Identify the lines that contain the string "licencjonowanych" and copy all of them.

Data provided:

***

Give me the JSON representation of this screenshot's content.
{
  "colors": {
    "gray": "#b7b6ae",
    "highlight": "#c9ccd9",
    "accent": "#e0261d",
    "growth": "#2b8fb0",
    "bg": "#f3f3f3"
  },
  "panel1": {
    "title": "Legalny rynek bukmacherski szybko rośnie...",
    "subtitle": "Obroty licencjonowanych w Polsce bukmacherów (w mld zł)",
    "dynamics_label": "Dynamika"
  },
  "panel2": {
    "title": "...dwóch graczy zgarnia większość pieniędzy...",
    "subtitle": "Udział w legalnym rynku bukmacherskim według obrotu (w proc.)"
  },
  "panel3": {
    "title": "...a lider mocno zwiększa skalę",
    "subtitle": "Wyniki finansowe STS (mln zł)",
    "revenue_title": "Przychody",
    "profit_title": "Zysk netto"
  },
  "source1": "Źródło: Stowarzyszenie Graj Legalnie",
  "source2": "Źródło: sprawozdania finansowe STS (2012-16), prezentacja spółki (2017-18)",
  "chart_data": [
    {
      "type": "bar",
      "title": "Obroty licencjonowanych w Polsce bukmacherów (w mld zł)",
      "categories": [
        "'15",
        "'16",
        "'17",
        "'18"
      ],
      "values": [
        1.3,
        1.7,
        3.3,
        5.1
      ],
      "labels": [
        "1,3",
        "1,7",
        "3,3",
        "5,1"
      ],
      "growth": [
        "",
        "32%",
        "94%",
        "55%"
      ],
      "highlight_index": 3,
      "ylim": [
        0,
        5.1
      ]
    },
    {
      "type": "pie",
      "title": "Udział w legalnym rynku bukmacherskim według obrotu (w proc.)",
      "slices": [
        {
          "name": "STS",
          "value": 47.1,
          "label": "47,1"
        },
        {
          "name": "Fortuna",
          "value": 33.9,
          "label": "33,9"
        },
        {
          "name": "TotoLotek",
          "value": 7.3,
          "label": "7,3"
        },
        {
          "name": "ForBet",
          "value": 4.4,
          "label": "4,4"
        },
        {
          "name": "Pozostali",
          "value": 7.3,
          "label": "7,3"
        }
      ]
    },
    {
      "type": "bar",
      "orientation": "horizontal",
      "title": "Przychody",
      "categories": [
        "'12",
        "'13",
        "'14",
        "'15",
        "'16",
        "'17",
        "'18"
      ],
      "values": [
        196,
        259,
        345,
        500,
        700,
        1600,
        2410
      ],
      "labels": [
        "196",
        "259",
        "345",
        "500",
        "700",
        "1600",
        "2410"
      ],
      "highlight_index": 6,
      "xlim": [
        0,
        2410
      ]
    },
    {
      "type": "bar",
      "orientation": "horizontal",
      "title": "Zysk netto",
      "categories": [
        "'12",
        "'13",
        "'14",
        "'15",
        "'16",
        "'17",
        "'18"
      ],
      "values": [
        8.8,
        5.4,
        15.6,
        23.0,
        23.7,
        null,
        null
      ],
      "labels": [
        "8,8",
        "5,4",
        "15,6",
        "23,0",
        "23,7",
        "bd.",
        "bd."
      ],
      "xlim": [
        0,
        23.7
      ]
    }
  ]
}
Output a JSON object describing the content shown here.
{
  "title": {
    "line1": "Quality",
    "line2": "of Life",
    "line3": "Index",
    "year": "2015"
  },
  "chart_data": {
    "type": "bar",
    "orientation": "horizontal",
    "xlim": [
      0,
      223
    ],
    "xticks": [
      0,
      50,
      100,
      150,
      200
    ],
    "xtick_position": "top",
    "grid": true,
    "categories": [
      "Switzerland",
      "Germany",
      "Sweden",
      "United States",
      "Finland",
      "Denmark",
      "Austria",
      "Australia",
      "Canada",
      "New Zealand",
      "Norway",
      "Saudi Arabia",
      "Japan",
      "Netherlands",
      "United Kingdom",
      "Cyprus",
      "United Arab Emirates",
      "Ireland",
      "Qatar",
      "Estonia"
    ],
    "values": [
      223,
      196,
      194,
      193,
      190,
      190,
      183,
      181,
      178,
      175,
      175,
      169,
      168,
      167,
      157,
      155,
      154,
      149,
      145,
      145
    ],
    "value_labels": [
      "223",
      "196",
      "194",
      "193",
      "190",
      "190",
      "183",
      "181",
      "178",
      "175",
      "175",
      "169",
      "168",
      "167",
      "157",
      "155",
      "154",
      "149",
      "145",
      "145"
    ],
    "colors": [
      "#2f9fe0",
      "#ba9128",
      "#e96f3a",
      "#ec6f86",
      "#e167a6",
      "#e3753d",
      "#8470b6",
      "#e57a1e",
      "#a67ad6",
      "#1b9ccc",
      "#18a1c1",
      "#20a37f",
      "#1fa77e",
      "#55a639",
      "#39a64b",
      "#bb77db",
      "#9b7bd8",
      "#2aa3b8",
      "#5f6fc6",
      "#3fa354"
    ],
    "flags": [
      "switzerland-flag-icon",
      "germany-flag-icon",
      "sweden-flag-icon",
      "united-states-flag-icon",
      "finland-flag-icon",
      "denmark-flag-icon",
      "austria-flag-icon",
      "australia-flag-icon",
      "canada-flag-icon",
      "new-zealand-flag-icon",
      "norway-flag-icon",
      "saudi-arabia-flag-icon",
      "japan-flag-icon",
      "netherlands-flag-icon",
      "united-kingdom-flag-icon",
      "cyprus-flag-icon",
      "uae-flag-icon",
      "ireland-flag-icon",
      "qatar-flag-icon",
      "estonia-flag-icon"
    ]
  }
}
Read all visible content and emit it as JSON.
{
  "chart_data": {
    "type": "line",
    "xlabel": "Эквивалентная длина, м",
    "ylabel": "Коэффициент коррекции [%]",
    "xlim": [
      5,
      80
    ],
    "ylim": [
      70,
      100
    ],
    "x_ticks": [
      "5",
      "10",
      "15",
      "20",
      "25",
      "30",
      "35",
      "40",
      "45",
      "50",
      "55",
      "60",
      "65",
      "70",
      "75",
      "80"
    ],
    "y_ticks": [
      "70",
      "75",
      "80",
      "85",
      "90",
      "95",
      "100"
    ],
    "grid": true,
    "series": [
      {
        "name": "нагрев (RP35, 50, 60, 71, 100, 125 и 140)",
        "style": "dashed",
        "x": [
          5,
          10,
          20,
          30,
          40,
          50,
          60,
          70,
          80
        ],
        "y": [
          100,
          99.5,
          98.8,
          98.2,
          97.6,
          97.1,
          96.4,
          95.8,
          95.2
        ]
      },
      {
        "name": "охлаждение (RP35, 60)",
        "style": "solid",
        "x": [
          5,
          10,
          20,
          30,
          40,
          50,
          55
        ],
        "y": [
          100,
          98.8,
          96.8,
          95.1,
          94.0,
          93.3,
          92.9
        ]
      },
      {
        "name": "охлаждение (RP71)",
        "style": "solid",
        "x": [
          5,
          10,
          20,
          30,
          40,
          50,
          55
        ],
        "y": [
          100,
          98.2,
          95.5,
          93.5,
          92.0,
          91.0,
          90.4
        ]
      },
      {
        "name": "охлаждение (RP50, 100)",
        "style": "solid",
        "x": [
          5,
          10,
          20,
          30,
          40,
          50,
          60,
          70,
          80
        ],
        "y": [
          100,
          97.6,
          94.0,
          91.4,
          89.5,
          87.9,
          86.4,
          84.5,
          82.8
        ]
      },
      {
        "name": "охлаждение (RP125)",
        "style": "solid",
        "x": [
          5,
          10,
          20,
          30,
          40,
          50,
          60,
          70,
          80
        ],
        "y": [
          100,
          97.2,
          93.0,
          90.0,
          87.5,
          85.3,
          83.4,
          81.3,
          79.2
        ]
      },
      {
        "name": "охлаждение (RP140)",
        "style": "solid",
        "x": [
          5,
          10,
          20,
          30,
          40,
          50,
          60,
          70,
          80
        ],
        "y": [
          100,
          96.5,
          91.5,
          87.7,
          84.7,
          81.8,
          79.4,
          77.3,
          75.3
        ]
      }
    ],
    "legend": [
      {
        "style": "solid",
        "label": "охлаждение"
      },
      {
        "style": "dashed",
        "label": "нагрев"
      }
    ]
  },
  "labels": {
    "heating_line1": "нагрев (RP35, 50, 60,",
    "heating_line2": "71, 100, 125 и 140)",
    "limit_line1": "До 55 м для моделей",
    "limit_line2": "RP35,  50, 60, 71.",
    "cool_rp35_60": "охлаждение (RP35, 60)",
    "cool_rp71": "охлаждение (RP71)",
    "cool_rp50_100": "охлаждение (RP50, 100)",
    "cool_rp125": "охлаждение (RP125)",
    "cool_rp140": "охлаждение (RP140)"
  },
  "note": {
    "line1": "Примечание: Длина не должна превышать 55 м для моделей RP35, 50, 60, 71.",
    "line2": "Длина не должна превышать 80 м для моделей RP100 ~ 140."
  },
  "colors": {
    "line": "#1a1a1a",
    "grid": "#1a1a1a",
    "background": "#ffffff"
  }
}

***

Completed task:
    "subtitle": "Obroty licencjonowanych w Polsce bukmacherów (w mld zł)",
      "title": "Obroty licencjonowanych w Polsce bukmacherów (w mld zł)",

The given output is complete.